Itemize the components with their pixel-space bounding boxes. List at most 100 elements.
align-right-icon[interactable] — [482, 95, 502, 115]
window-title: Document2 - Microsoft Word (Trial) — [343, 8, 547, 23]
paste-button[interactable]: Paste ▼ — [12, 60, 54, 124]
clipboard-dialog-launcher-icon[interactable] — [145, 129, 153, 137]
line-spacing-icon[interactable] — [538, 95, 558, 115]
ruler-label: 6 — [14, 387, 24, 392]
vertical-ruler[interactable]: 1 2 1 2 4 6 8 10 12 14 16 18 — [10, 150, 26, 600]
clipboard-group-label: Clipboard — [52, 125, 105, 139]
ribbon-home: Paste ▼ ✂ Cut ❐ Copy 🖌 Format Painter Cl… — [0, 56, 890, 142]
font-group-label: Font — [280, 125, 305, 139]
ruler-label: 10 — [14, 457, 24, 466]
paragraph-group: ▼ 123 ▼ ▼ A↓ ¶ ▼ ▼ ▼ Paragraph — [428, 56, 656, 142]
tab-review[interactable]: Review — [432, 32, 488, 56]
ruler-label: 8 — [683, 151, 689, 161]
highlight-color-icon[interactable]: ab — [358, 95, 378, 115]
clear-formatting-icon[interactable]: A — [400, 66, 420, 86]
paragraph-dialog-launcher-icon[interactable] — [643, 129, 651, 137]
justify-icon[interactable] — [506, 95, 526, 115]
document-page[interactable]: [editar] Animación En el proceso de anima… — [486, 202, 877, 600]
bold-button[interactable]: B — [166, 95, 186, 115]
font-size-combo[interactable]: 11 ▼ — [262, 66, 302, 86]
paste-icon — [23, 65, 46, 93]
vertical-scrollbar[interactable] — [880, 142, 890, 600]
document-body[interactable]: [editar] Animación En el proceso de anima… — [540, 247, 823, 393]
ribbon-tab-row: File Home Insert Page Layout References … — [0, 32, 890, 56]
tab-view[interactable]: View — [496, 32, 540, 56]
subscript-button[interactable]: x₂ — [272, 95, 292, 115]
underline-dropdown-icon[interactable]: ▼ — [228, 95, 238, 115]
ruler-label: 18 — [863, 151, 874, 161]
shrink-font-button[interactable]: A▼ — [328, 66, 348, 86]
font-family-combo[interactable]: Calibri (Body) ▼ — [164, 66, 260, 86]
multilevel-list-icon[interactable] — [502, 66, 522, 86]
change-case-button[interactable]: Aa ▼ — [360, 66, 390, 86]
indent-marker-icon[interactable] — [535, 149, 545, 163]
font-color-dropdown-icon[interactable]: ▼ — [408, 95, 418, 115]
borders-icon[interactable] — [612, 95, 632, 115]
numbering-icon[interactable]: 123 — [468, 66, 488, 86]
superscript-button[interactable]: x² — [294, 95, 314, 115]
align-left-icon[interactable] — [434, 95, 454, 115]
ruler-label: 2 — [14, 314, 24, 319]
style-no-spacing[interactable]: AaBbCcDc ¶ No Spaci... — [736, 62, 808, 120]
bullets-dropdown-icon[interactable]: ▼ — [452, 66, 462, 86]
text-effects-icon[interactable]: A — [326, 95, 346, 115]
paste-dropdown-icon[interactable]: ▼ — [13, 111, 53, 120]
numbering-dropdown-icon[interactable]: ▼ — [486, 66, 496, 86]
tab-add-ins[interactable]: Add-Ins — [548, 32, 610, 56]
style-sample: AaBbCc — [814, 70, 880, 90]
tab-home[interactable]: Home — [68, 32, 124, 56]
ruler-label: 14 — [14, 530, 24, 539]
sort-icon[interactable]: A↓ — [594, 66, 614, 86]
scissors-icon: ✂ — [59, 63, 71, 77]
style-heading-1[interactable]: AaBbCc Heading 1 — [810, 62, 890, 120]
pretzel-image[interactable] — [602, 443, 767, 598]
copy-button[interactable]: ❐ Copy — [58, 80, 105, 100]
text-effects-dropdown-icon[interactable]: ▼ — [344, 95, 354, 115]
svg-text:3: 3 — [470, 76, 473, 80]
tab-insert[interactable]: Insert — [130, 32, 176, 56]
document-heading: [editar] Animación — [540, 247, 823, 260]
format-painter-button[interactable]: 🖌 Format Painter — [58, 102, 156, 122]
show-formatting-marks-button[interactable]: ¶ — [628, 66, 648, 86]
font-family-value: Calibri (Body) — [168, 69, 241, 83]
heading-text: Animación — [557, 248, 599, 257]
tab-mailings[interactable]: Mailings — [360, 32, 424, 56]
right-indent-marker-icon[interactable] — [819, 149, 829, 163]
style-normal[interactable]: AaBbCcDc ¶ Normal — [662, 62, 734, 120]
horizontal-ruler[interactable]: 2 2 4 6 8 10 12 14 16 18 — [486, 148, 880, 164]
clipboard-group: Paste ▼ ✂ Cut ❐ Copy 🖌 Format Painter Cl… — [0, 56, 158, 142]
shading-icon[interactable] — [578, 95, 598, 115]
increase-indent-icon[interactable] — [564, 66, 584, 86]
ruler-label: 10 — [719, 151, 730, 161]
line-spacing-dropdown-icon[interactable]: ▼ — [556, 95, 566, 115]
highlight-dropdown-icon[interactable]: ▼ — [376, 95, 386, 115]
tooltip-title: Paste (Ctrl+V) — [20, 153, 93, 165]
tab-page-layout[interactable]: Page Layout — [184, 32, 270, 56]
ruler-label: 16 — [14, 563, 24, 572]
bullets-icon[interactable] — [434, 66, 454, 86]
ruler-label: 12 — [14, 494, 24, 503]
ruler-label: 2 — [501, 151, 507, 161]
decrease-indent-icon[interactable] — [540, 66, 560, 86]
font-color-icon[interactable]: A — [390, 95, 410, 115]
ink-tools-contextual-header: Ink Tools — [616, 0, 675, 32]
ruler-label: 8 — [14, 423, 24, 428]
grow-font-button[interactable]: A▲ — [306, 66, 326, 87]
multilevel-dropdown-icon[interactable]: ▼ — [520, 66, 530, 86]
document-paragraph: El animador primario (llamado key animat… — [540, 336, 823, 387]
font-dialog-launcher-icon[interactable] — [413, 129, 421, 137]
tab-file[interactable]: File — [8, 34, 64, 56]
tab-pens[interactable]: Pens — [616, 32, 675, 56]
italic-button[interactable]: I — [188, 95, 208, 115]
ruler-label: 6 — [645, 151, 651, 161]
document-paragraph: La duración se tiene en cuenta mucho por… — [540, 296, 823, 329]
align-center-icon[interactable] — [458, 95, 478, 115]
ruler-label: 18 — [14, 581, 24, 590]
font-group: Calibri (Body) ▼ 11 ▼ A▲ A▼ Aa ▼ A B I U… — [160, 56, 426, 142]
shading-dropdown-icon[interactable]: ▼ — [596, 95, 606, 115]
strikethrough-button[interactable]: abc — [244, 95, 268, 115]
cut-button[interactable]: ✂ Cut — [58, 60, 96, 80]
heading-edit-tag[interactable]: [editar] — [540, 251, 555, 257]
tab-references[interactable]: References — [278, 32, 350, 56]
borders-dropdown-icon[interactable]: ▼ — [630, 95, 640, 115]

The task: Give the number of lines in the items above that contain the string "clipboard", counting only matches with the same case. Reply with the number and nothing else.

Answer for the task: 3